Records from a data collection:
>>>>

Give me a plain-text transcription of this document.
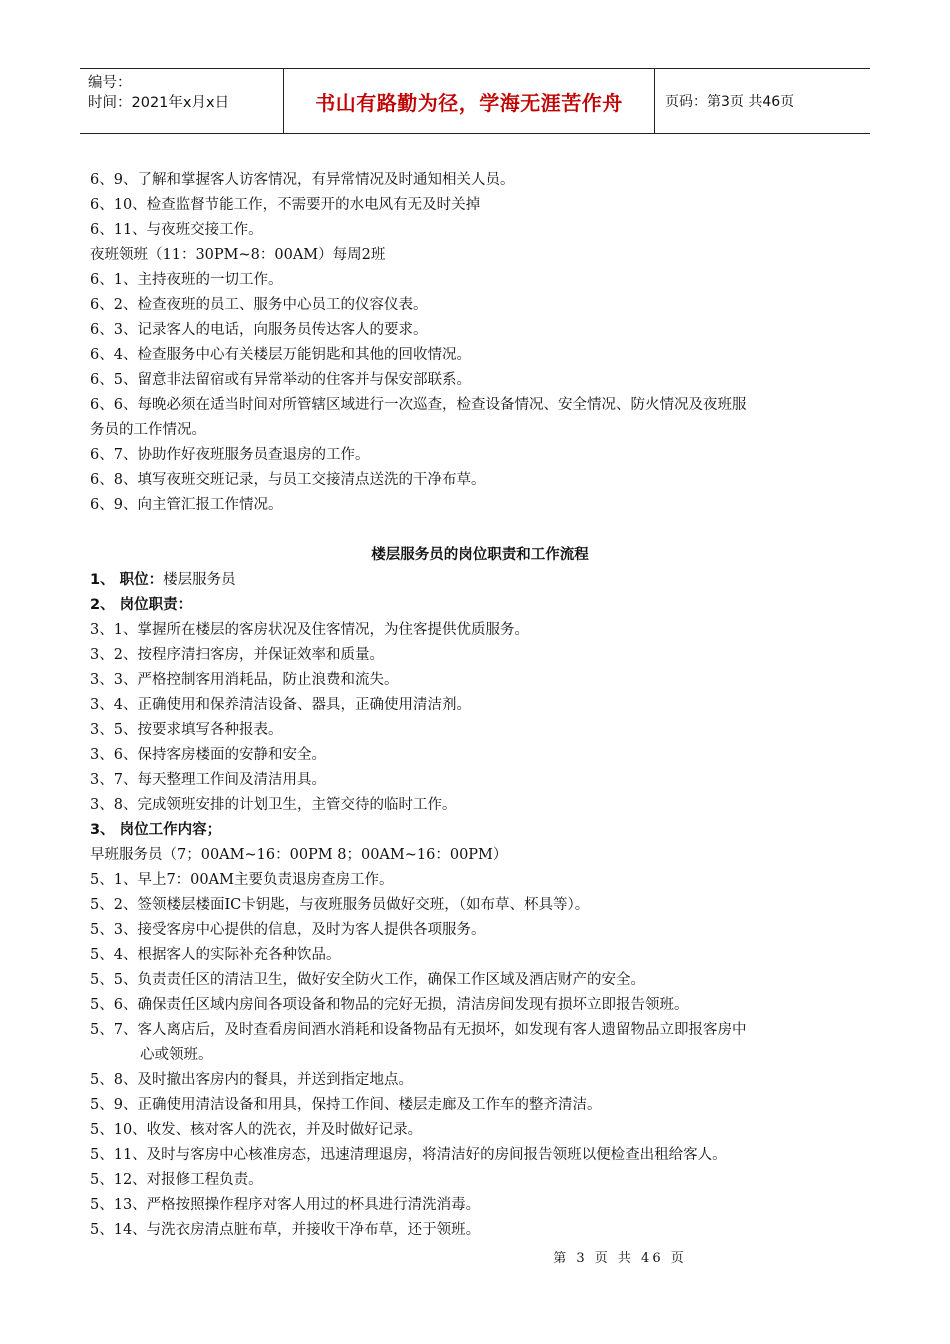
编号：
时间：2021年x月x日	书山有路勤为径，学海无涯苦作舟	页码：第3页 共46页
6、9、了解和掌握客人访客情况，有异常情况及时通知相关人员。
6、10、检查监督节能工作，不需要开的水电风有无及时关掉
6、11、与夜班交接工作。
夜班领班（11：30PM~8：00AM）每周2班
6、1、主持夜班的一切工作。
6、2、检查夜班的员工、服务中心员工的仪容仪表。
6、3、记录客人的电话，向服务员传达客人的要求。
6、4、检查服务中心有关楼层万能钥匙和其他的回收情况。
6、5、留意非法留宿或有异常举动的住客并与保安部联系。
6、6、每晚必须在适当时间对所管辖区域进行一次巡查，检查设备情况、安全情况、防火情况及夜班服
务员的工作情况。
6、7、协助作好夜班服务员查退房的工作。
6、8、填写夜班交班记录，与员工交接清点送洗的干净布草。
6、9、向主管汇报工作情况。
楼层服务员的岗位职责和工作流程
1、 职位：楼层服务员
2、 岗位职责：
3、1、掌握所在楼层的客房状况及住客情况，为住客提供优质服务。
3、2、按程序清扫客房，并保证效率和质量。
3、3、严格控制客用消耗品，防止浪费和流失。
3、4、正确使用和保养清洁设备、器具，正确使用清洁剂。
3、5、按要求填写各种报表。
3、6、保持客房楼面的安静和安全。
3、7、每天整理工作间及清洁用具。
3、8、完成领班安排的计划卫生，主管交待的临时工作。
3、 岗位工作内容；
早班服务员（7；00AM~16：00PM 8；00AM~16：00PM）
5、1、早上7：00AM主要负责退房查房工作。
5、2、签领楼层楼面IC卡钥匙，与夜班服务员做好交班，（如布草、杯具等）。
5、3、接受客房中心提供的信息，及时为客人提供各项服务。
5、4、根据客人的实际补充各种饮品。
5、5、负责责任区的清洁卫生，做好安全防火工作，确保工作区域及酒店财产的安全。
5、6、确保责任区域内房间各项设备和物品的完好无损，清洁房间发现有损坏立即报告领班。
5、7、客人离店后，及时查看房间酒水消耗和设备物品有无损坏，如发现有客人遗留物品立即报客房中
心或领班。
5、8、及时撤出客房内的餐具，并送到指定地点。
5、9、正确使用清洁设备和用具，保持工作间、楼层走廊及工作车的整齐清洁。
5、10、收发、核对客人的洗衣，并及时做好记录。
5、11、及时与客房中心核准房态，迅速清理退房，将清洁好的房间报告领班以便检查出租给客人。
5、12、对报修工程负责。
5、13、严格按照操作程序对客人用过的杯具进行清洗消毒。
5、14、与洗衣房清点脏布草，并接收干净布草，还于领班。
第 3 页 共 46 页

<<<<

### INSTRUCTIONS FOR THE TASK
Copy all the records above exactly, but leave out the pictures.

### FINISHED TASK
Give me a plain-text transcription of this document.
编号：
时间：2021年x月x日	书山有路勤为径，学海无涯苦作舟	页码：第3页 共46页
6、9、了解和掌握客人访客情况，有异常情况及时通知相关人员。
6、10、检查监督节能工作，不需要开的水电风有无及时关掉
6、11、与夜班交接工作。
夜班领班（11：30PM~8：00AM）每周2班
6、1、主持夜班的一切工作。
6、2、检查夜班的员工、服务中心员工的仪容仪表。
6、3、记录客人的电话，向服务员传达客人的要求。
6、4、检查服务中心有关楼层万能钥匙和其他的回收情况。
6、5、留意非法留宿或有异常举动的住客并与保安部联系。
6、6、每晚必须在适当时间对所管辖区域进行一次巡查，检查设备情况、安全情况、防火情况及夜班服
务员的工作情况。
6、7、协助作好夜班服务员查退房的工作。
6、8、填写夜班交班记录，与员工交接清点送洗的干净布草。
6、9、向主管汇报工作情况。
楼层服务员的岗位职责和工作流程
1、 职位：楼层服务员
2、 岗位职责：
3、1、掌握所在楼层的客房状况及住客情况，为住客提供优质服务。
3、2、按程序清扫客房，并保证效率和质量。
3、3、严格控制客用消耗品，防止浪费和流失。
3、4、正确使用和保养清洁设备、器具，正确使用清洁剂。
3、5、按要求填写各种报表。
3、6、保持客房楼面的安静和安全。
3、7、每天整理工作间及清洁用具。
3、8、完成领班安排的计划卫生，主管交待的临时工作。
3、 岗位工作内容；
早班服务员（7；00AM~16：00PM 8；00AM~16：00PM）
5、1、早上7：00AM主要负责退房查房工作。
5、2、签领楼层楼面IC卡钥匙，与夜班服务员做好交班，（如布草、杯具等）。
5、3、接受客房中心提供的信息，及时为客人提供各项服务。
5、4、根据客人的实际补充各种饮品。
5、5、负责责任区的清洁卫生，做好安全防火工作，确保工作区域及酒店财产的安全。
5、6、确保责任区域内房间各项设备和物品的完好无损，清洁房间发现有损坏立即报告领班。
5、7、客人离店后，及时查看房间酒水消耗和设备物品有无损坏，如发现有客人遗留物品立即报客房中
心或领班。
5、8、及时撤出客房内的餐具，并送到指定地点。
5、9、正确使用清洁设备和用具，保持工作间、楼层走廊及工作车的整齐清洁。
5、10、收发、核对客人的洗衣，并及时做好记录。
5、11、及时与客房中心核准房态，迅速清理退房，将清洁好的房间报告领班以便检查出租给客人。
5、12、对报修工程负责。
5、13、严格按照操作程序对客人用过的杯具进行清洗消毒。
5、14、与洗衣房清点脏布草，并接收干净布草，还于领班。
第 3 页 共 46 页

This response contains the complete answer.